** GOAL **
Lines containing the string "ahol" are to be collected in full.

-------- MATERIAL SUPPLIED

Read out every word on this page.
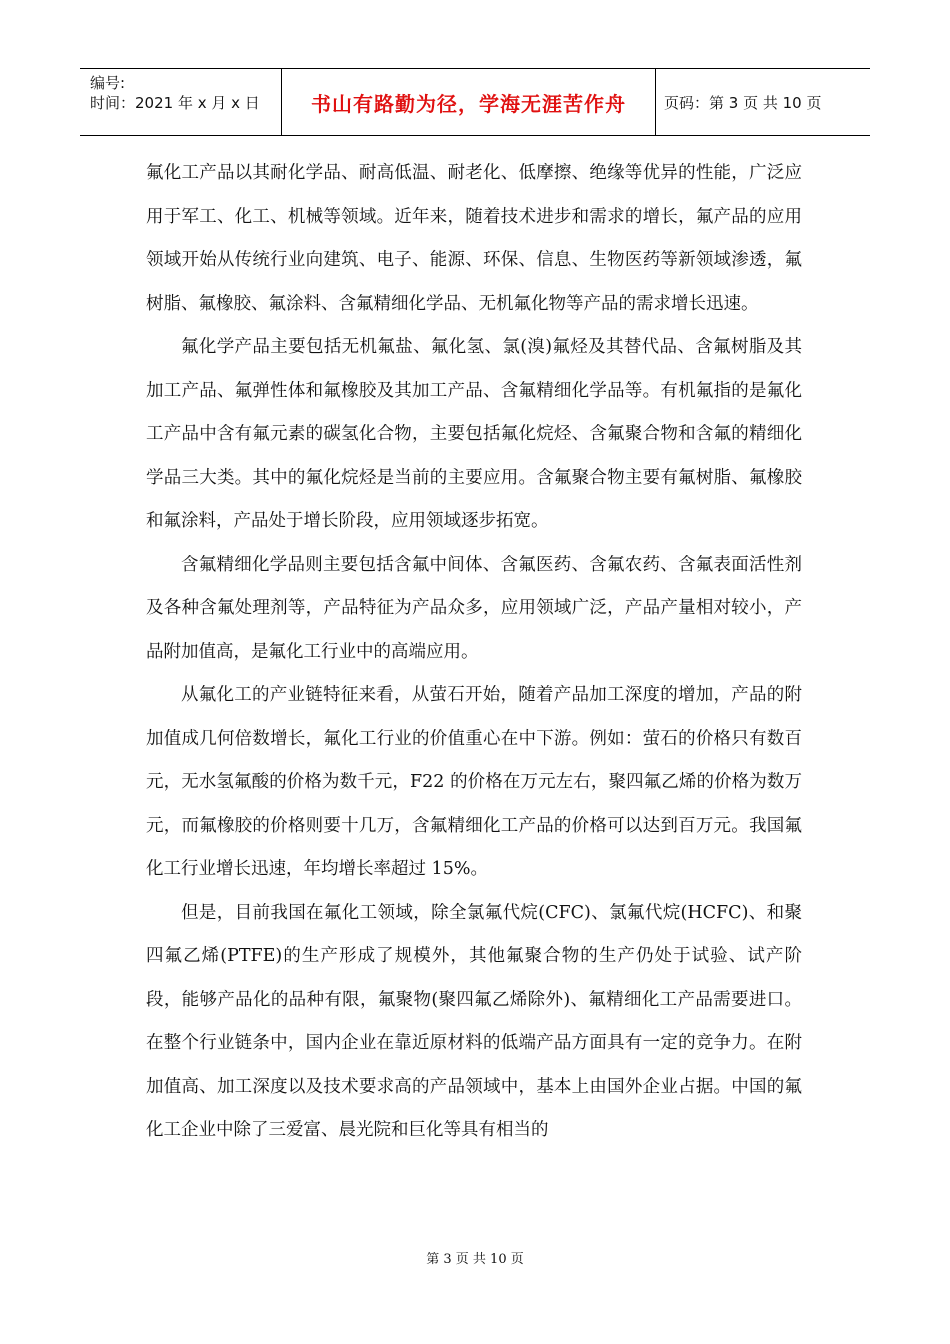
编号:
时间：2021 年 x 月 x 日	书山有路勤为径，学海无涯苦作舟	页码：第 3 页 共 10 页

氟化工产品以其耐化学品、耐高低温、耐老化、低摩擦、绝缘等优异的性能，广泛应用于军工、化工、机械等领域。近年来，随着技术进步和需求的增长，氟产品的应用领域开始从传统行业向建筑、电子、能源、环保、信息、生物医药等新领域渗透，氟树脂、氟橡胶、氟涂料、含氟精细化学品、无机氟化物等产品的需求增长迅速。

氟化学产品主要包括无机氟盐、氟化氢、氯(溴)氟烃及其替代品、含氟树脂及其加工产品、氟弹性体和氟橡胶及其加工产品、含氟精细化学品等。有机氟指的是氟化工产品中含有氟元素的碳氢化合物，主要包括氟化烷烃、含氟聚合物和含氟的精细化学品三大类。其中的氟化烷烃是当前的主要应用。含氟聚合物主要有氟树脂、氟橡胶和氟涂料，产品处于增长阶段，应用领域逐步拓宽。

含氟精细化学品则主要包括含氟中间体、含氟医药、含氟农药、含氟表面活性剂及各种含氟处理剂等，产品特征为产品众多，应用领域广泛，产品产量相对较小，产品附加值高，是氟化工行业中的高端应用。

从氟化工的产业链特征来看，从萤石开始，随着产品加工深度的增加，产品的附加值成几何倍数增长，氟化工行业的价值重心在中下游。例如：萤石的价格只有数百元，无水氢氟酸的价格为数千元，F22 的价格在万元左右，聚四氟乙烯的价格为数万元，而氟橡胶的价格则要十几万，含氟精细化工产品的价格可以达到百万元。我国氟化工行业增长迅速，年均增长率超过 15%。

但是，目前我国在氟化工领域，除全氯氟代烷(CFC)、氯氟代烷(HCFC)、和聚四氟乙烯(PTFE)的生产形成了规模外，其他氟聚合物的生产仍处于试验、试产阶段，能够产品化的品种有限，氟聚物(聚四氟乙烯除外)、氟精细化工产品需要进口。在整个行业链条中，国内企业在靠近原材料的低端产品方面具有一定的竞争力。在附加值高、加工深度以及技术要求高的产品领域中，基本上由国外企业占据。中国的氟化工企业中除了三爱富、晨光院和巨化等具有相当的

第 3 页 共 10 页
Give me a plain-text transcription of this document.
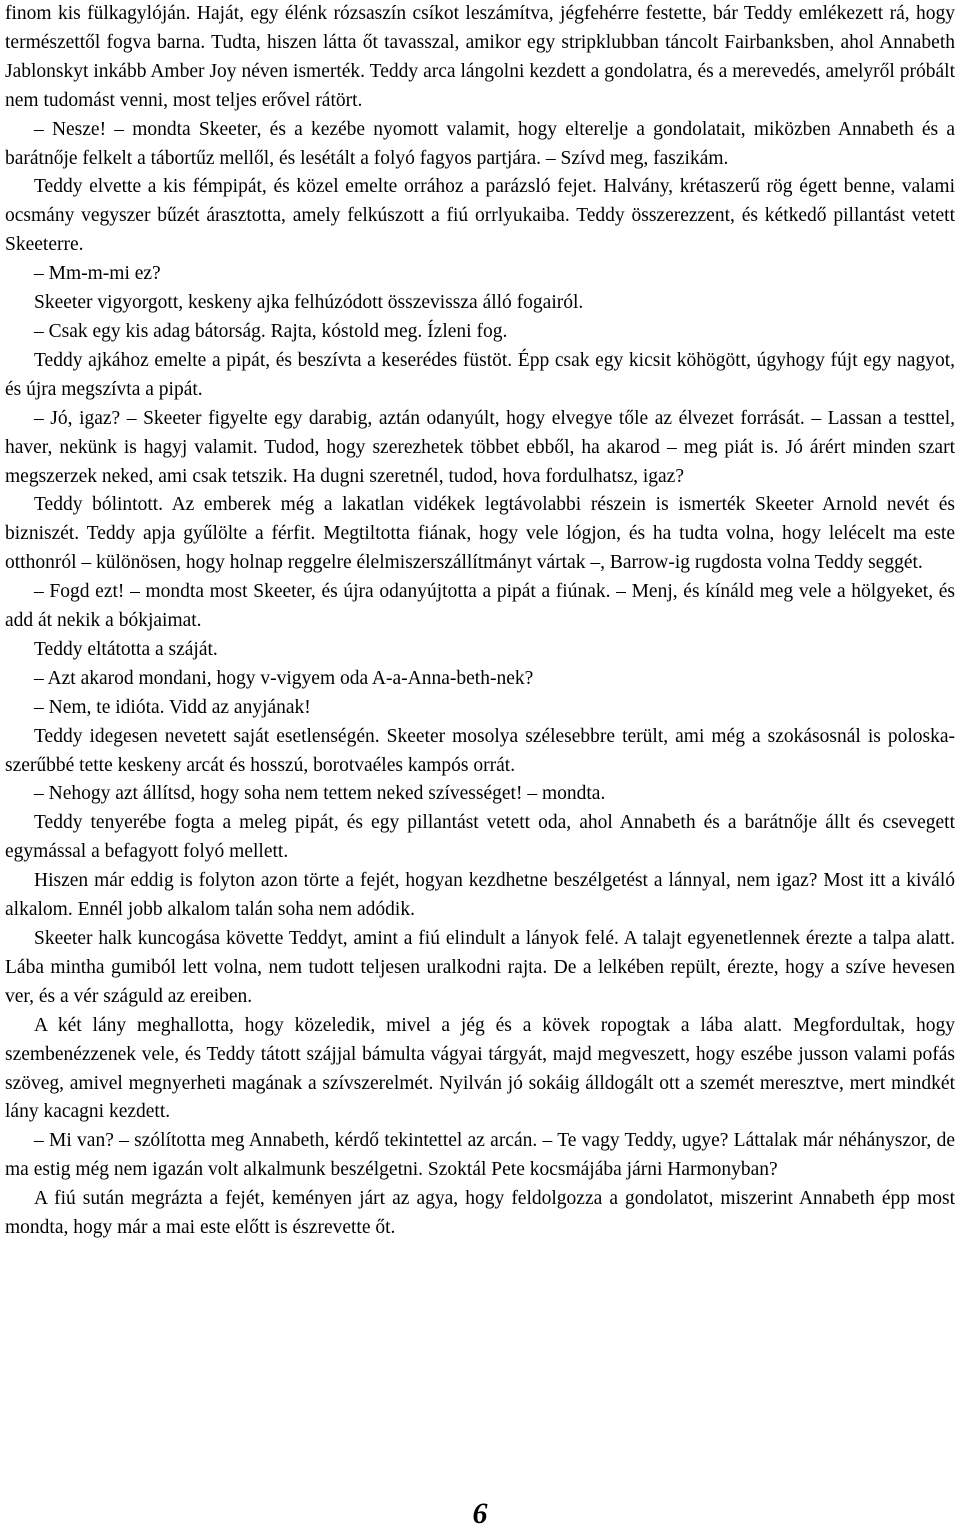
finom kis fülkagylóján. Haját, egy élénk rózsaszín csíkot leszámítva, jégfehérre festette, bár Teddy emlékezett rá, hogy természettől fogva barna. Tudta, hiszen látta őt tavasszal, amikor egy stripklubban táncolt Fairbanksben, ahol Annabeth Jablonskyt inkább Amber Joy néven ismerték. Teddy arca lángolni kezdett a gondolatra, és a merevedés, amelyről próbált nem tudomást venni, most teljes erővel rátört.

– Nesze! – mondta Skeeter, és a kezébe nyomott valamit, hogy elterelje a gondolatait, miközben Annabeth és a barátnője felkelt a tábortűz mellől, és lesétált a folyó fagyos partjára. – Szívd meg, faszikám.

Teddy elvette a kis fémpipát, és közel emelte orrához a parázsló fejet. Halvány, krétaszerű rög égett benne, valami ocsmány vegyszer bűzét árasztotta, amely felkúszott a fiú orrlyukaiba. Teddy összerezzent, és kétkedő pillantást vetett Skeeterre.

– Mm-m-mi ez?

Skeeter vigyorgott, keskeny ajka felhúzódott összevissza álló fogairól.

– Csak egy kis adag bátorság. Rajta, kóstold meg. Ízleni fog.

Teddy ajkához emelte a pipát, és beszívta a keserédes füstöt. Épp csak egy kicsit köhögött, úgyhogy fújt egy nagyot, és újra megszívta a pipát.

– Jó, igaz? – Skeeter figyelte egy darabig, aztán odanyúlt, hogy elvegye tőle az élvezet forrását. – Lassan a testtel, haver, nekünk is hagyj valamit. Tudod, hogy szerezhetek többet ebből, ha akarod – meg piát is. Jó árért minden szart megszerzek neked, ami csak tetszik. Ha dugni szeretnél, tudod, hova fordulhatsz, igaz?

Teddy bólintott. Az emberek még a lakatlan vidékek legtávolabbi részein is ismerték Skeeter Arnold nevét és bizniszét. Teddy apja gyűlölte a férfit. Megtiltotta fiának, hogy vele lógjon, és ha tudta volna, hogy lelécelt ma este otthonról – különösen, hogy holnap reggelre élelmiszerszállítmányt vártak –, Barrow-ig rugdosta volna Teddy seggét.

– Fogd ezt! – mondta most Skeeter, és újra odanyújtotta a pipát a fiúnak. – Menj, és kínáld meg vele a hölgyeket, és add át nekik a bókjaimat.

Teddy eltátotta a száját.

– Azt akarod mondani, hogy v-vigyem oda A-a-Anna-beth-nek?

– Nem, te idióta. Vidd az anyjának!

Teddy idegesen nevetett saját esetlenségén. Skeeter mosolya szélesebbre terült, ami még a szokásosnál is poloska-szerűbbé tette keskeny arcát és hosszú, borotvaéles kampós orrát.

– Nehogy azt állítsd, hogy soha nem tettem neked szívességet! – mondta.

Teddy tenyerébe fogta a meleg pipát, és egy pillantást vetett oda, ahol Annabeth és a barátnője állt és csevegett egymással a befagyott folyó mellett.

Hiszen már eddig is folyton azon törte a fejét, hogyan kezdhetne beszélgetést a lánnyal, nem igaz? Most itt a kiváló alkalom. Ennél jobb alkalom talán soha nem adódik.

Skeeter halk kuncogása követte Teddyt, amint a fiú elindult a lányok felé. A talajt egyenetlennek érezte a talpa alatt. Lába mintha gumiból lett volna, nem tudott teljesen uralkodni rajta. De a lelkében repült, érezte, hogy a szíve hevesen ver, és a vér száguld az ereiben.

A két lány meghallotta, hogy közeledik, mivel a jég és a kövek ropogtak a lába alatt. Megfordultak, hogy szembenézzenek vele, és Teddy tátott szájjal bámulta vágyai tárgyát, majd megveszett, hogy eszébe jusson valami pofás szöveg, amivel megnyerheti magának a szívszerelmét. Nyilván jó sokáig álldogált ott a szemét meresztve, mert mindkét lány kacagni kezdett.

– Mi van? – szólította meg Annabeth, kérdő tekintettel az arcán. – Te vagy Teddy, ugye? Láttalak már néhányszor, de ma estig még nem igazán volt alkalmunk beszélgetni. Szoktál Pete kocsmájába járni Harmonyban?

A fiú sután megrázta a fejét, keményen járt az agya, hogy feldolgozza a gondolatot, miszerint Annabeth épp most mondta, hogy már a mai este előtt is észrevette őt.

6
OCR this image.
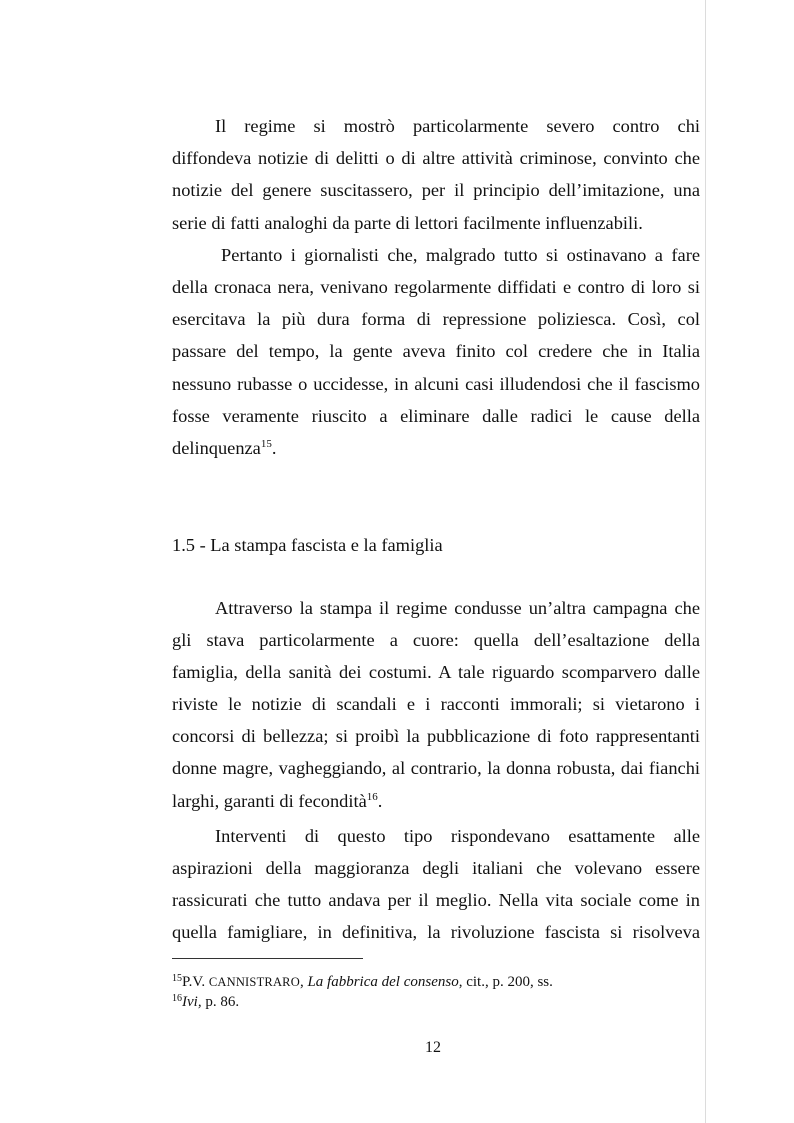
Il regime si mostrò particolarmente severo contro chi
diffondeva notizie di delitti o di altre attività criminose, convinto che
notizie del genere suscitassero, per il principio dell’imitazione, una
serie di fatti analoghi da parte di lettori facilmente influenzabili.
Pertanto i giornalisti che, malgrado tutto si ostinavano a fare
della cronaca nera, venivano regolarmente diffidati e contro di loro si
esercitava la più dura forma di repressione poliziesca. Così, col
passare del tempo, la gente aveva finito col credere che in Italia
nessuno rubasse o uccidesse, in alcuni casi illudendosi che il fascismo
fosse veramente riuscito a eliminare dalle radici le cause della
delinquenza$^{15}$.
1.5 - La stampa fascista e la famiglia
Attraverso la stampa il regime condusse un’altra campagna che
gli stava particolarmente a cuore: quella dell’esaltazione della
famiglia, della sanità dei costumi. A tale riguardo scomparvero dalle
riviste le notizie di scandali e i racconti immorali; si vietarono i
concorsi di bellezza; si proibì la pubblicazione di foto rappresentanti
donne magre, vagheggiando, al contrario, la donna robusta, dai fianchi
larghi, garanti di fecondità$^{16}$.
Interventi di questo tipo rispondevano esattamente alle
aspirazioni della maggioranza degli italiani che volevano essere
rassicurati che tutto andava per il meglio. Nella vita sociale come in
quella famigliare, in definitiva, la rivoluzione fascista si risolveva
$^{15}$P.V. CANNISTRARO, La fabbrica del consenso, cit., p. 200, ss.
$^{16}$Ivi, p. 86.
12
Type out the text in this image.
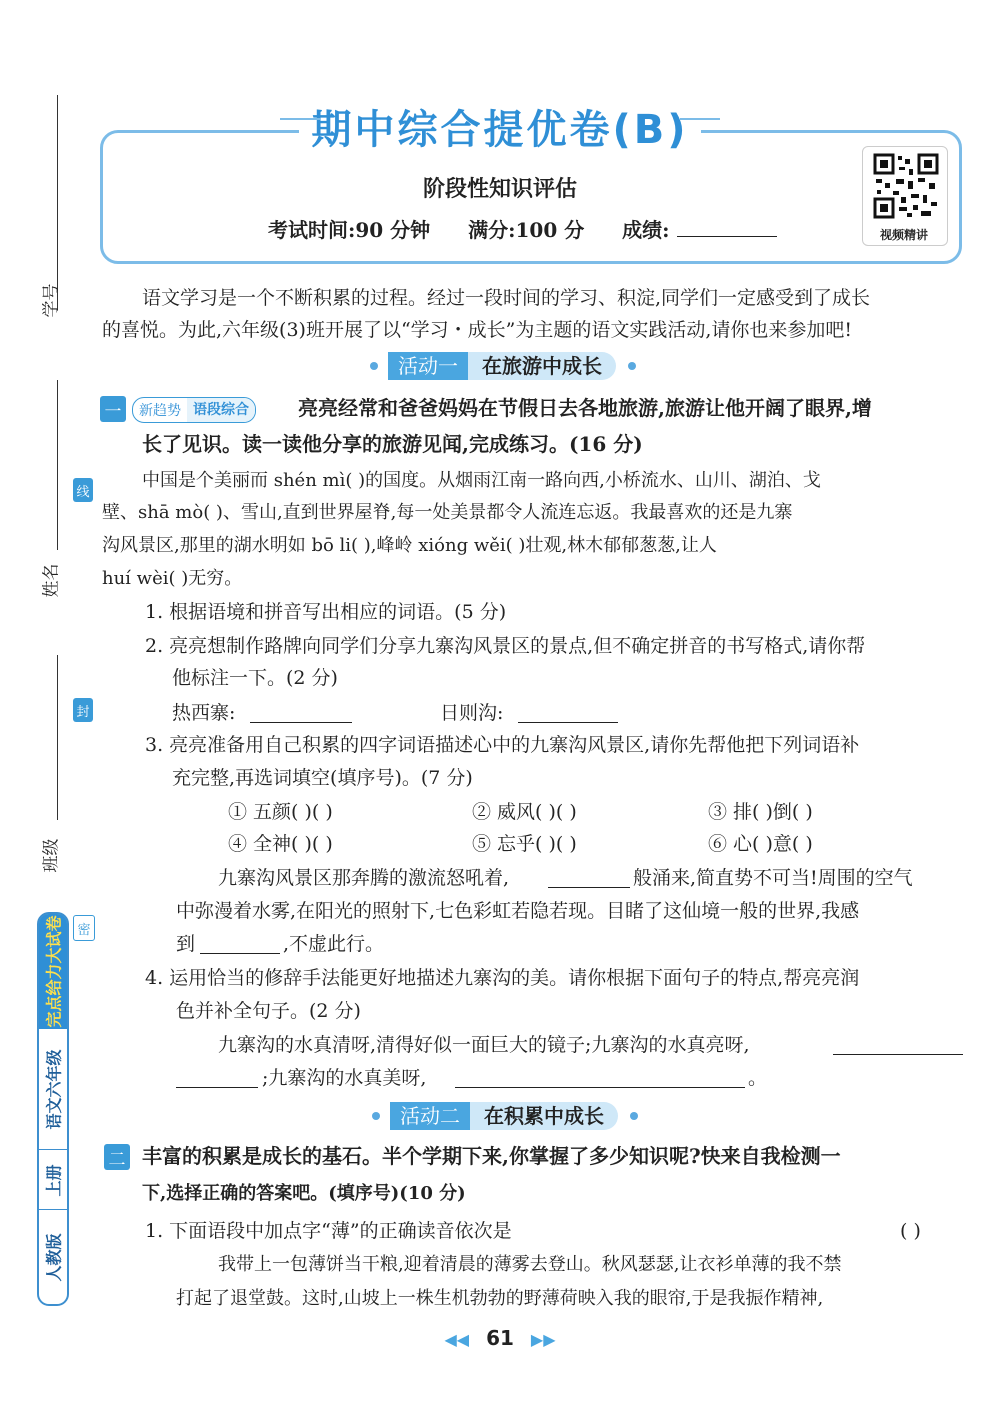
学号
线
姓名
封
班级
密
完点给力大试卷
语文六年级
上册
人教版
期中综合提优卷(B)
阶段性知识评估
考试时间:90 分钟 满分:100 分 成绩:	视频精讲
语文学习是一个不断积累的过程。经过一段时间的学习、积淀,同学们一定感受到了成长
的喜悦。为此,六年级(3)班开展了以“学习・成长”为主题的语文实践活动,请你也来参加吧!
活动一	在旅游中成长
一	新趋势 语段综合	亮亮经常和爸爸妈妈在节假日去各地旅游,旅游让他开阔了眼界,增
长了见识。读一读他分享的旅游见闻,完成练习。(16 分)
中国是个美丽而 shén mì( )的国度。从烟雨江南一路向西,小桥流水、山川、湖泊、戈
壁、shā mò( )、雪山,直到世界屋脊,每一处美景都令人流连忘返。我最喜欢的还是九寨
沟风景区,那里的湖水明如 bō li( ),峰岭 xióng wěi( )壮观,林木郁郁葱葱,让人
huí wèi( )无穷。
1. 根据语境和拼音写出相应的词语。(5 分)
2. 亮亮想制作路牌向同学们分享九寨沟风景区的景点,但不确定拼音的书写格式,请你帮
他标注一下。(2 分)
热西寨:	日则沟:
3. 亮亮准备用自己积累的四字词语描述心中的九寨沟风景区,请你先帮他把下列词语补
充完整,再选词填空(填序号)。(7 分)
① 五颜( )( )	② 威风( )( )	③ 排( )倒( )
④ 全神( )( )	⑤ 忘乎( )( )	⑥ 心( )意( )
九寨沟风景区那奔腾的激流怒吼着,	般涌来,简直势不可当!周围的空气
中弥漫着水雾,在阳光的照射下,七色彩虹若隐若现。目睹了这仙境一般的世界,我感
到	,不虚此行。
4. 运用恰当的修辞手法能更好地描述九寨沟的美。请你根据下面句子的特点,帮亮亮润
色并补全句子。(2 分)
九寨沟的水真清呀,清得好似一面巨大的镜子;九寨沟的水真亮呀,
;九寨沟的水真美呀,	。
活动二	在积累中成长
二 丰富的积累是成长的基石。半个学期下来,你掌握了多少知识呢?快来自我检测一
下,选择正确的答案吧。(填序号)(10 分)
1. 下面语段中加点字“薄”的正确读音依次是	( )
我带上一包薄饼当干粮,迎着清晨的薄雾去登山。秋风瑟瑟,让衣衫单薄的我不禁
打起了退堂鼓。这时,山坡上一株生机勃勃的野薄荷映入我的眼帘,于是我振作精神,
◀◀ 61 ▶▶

----------------

** THE RESPONSE **
finom kis fülkagylóján. Haját, egy élénk rózsaszín csíkot leszámítva, jégfehérre festette, bár Teddy emlékezett rá, hogy természettől fogva barna. Tudta, hiszen látta őt tavasszal, amikor egy stripklubban táncolt Fairbanksben, ahol Annabeth Jablonskyt inkább Amber Joy néven ismerték. Teddy arca lángolni kezdett a gondolatra, és a merevedés, amelyről próbált nem tudomást venni, most teljes erővel rátört.
Teddy tenyerébe fogta a meleg pipát, és egy pillantást vetett oda, ahol Annabeth és a barátnője állt és csevegett egymással a befagyott folyó mellett.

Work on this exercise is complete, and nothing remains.